Dataset records –
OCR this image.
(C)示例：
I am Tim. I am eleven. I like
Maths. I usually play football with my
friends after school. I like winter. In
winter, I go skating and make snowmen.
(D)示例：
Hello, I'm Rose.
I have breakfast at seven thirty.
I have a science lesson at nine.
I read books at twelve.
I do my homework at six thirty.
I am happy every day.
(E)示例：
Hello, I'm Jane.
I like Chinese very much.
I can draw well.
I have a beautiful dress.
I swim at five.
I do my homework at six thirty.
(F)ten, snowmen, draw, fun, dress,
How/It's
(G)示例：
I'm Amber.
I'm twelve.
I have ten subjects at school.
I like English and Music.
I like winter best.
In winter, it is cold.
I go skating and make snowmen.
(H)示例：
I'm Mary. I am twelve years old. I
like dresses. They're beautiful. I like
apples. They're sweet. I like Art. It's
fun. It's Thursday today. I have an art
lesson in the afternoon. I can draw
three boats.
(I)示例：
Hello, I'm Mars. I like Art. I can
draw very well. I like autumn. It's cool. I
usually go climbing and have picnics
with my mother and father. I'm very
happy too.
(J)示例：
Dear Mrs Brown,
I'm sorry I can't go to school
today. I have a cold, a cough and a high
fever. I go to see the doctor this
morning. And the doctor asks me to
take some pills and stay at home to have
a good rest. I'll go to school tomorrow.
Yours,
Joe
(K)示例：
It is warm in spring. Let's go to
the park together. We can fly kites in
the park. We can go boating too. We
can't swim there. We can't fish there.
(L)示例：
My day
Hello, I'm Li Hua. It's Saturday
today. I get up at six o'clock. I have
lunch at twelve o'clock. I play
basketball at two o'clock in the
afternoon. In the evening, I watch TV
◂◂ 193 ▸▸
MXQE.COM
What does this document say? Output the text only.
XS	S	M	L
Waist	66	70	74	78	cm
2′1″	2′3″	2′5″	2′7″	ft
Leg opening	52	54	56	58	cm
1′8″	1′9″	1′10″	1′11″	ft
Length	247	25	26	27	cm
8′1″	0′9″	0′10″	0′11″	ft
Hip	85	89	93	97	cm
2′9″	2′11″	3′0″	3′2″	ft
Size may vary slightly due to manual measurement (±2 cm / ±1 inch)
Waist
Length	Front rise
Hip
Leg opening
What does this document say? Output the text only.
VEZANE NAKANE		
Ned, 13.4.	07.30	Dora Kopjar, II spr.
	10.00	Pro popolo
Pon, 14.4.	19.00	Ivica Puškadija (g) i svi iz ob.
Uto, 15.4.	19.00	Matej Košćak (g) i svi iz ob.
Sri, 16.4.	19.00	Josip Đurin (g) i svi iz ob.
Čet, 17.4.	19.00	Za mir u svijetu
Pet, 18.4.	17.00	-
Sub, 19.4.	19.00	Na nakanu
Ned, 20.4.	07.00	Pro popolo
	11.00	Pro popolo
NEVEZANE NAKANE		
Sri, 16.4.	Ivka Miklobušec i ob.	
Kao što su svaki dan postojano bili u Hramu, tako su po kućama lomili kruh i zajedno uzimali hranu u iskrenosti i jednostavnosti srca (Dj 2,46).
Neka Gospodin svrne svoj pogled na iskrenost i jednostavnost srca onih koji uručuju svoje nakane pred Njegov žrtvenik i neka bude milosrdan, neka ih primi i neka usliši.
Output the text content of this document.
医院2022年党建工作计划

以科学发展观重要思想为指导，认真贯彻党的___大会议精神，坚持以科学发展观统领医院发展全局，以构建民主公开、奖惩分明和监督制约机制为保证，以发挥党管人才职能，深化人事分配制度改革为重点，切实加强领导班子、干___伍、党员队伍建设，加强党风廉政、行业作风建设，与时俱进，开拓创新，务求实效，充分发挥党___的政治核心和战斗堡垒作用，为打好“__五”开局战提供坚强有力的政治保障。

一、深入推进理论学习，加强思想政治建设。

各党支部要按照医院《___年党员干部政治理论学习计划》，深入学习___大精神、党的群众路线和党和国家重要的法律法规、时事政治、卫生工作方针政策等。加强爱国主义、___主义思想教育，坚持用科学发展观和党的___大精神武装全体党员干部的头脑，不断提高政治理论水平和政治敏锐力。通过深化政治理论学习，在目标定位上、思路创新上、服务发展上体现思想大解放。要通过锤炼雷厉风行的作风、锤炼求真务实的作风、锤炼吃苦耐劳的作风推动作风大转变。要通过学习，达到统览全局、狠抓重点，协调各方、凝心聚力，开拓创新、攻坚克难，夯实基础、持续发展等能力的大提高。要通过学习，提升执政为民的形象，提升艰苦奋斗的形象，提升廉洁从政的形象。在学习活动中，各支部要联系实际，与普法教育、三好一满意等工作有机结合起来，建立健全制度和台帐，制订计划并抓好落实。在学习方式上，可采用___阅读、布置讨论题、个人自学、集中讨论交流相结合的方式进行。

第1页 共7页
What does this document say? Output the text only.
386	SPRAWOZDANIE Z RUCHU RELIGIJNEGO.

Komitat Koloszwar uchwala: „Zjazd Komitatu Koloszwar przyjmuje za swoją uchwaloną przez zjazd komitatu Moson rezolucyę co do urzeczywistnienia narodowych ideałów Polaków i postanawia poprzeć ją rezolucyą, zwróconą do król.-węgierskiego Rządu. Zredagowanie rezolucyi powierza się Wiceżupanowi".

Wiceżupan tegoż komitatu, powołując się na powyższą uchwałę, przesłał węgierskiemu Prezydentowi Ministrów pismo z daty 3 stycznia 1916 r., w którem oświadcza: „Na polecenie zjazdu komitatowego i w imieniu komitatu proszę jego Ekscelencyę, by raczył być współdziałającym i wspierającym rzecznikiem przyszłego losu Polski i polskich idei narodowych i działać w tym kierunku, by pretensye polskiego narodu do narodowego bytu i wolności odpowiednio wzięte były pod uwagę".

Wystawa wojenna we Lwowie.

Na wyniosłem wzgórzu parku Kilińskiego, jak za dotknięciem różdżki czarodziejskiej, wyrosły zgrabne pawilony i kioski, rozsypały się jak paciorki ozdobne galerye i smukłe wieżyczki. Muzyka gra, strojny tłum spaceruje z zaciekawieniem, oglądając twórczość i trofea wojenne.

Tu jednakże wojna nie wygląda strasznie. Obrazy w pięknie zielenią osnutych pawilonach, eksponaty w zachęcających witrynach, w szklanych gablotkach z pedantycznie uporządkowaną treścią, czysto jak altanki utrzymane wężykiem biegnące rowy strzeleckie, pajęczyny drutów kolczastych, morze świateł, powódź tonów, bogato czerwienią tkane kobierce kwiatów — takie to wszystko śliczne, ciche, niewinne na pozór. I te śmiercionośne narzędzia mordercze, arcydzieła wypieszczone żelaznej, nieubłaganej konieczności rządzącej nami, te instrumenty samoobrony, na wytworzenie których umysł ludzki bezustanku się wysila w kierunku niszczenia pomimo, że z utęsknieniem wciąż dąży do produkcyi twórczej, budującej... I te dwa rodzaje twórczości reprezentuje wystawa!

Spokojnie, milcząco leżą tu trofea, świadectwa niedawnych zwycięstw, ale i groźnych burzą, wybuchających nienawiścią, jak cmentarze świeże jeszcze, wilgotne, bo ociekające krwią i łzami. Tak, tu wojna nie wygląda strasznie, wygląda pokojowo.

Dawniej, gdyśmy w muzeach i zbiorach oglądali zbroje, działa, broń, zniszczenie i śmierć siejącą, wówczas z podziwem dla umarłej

To be done –
Retype all the material above precisely, with no line left out.

Response to this exercise –
OCR this image.
(C)示例：
I am Tim. I am eleven. I like
Maths. I usually play football with my
friends after school. I like winter. In
winter, I go skating and make snowmen.
(D)示例：
Hello, I'm Rose.
I have breakfast at seven thirty.
I have a science lesson at nine.
I read books at twelve.
I do my homework at six thirty.
I am happy every day.
(E)示例：
Hello, I'm Jane.
I like Chinese very much.
I can draw well.
I have a beautiful dress.
I swim at five.
I do my homework at six thirty.
(F)ten, snowmen, draw, fun, dress,
How/It's
(G)示例：
I'm Amber.
I'm twelve.
I have ten subjects at school.
I like English and Music.
I like winter best.
In winter, it is cold.
I go skating and make snowmen.
(H)示例：
I'm Mary. I am twelve years old. I
like dresses. They're beautiful. I like
apples. They're sweet. I like Art. It's
fun. It's Thursday today. I have an art
lesson in the afternoon. I can draw
three boats.
(I)示例：
Hello, I'm Mars. I like Art. I can
draw very well. I like autumn. It's cool. I
usually go climbing and have picnics
with my mother and father. I'm very
happy too.
(J)示例：
Dear Mrs Brown,
I'm sorry I can't go to school
today. I have a cold, a cough and a high
fever. I go to see the doctor this
morning. And the doctor asks me to
take some pills and stay at home to have
a good rest. I'll go to school tomorrow.
Yours,
Joe
(K)示例：
It is warm in spring. Let's go to
the park together. We can fly kites in
the park. We can go boating too. We
can't swim there. We can't fish there.
(L)示例：
My day
Hello, I'm Li Hua. It's Saturday
today. I get up at six o'clock. I have
lunch at twelve o'clock. I play
basketball at two o'clock in the
afternoon. In the evening, I watch TV
◂◂ 193 ▸▸
MXQE.COM
What does this document say? Output the text only.
XS	S	M	L
Waist	66	70	74	78	cm
2′1″	2′3″	2′5″	2′7″	ft
Leg opening	52	54	56	58	cm
1′8″	1′9″	1′10″	1′11″	ft
Length	247	25	26	27	cm
8′1″	0′9″	0′10″	0′11″	ft
Hip	85	89	93	97	cm
2′9″	2′11″	3′0″	3′2″	ft
Size may vary slightly due to manual measurement (±2 cm / ±1 inch)
Waist
Length	Front rise
Hip
Leg opening
What does this document say? Output the text only.
VEZANE NAKANE		
Ned, 13.4.	07.30	Dora Kopjar, II spr.
	10.00	Pro popolo
Pon, 14.4.	19.00	Ivica Puškadija (g) i svi iz ob.
Uto, 15.4.	19.00	Matej Košćak (g) i svi iz ob.
Sri, 16.4.	19.00	Josip Đurin (g) i svi iz ob.
Čet, 17.4.	19.00	Za mir u svijetu
Pet, 18.4.	17.00	-
Sub, 19.4.	19.00	Na nakanu
Ned, 20.4.	07.00	Pro popolo
	11.00	Pro popolo
NEVEZANE NAKANE		
Sri, 16.4.	Ivka Miklobušec i ob.	
Kao što su svaki dan postojano bili u Hramu, tako su po kućama lomili kruh i zajedno uzimali hranu u iskrenosti i jednostavnosti srca (Dj 2,46).
Neka Gospodin svrne svoj pogled na iskrenost i jednostavnost srca onih koji uručuju svoje nakane pred Njegov žrtvenik i neka bude milosrdan, neka ih primi i neka usliši.
Output the text content of this document.
医院2022年党建工作计划

以科学发展观重要思想为指导，认真贯彻党的___大会议精神，坚持以科学发展观统领医院发展全局，以构建民主公开、奖惩分明和监督制约机制为保证，以发挥党管人才职能，深化人事分配制度改革为重点，切实加强领导班子、干___伍、党员队伍建设，加强党风廉政、行业作风建设，与时俱进，开拓创新，务求实效，充分发挥党___的政治核心和战斗堡垒作用，为打好“__五”开局战提供坚强有力的政治保障。

一、深入推进理论学习，加强思想政治建设。

各党支部要按照医院《___年党员干部政治理论学习计划》，深入学习___大精神、党的群众路线和党和国家重要的法律法规、时事政治、卫生工作方针政策等。加强爱国主义、___主义思想教育，坚持用科学发展观和党的___大精神武装全体党员干部的头脑，不断提高政治理论水平和政治敏锐力。通过深化政治理论学习，在目标定位上、思路创新上、服务发展上体现思想大解放。要通过锤炼雷厉风行的作风、锤炼求真务实的作风、锤炼吃苦耐劳的作风推动作风大转变。要通过学习，达到统览全局、狠抓重点，协调各方、凝心聚力，开拓创新、攻坚克难，夯实基础、持续发展等能力的大提高。要通过学习，提升执政为民的形象，提升艰苦奋斗的形象，提升廉洁从政的形象。在学习活动中，各支部要联系实际，与普法教育、三好一满意等工作有机结合起来，建立健全制度和台帐，制订计划并抓好落实。在学习方式上，可采用___阅读、布置讨论题、个人自学、集中讨论交流相结合的方式进行。

第1页 共7页
What does this document say? Output the text only.
386	SPRAWOZDANIE Z RUCHU RELIGIJNEGO.

Komitat Koloszwar uchwala: „Zjazd Komitatu Koloszwar przyjmuje za swoją uchwaloną przez zjazd komitatu Moson rezolucyę co do urzeczywistnienia narodowych ideałów Polaków i postanawia poprzeć ją rezolucyą, zwróconą do król.-węgierskiego Rządu. Zredagowanie rezolucyi powierza się Wiceżupanowi".

Wiceżupan tegoż komitatu, powołując się na powyższą uchwałę, przesłał węgierskiemu Prezydentowi Ministrów pismo z daty 3 stycznia 1916 r., w którem oświadcza: „Na polecenie zjazdu komitatowego i w imieniu komitatu proszę jego Ekscelencyę, by raczył być współdziałającym i wspierającym rzecznikiem przyszłego losu Polski i polskich idei narodowych i działać w tym kierunku, by pretensye polskiego narodu do narodowego bytu i wolności odpowiednio wzięte były pod uwagę".

Wystawa wojenna we Lwowie.

Na wyniosłem wzgórzu parku Kilińskiego, jak za dotknięciem różdżki czarodziejskiej, wyrosły zgrabne pawilony i kioski, rozsypały się jak paciorki ozdobne galerye i smukłe wieżyczki. Muzyka gra, strojny tłum spaceruje z zaciekawieniem, oglądając twórczość i trofea wojenne.

Tu jednakże wojna nie wygląda strasznie. Obrazy w pięknie zielenią osnutych pawilonach, eksponaty w zachęcających witrynach, w szklanych gablotkach z pedantycznie uporządkowaną treścią, czysto jak altanki utrzymane wężykiem biegnące rowy strzeleckie, pajęczyny drutów kolczastych, morze świateł, powódź tonów, bogato czerwienią tkane kobierce kwiatów — takie to wszystko śliczne, ciche, niewinne na pozór. I te śmiercionośne narzędzia mordercze, arcydzieła wypieszczone żelaznej, nieubłaganej konieczności rządzącej nami, te instrumenty samoobrony, na wytworzenie których umysł ludzki bezustanku się wysila w kierunku niszczenia pomimo, że z utęsknieniem wciąż dąży do produkcyi twórczej, budującej... I te dwa rodzaje twórczości reprezentuje wystawa!

Spokojnie, milcząco leżą tu trofea, świadectwa niedawnych zwycięstw, ale i groźnych burzą, wybuchających nienawiścią, jak cmentarze świeże jeszcze, wilgotne, bo ociekające krwią i łzami. Tak, tu wojna nie wygląda strasznie, wygląda pokojowo.

Dawniej, gdyśmy w muzeach i zbiorach oglądali zbroje, działa, broń, zniszczenie i śmierć siejącą, wówczas z podziwem dla umarłej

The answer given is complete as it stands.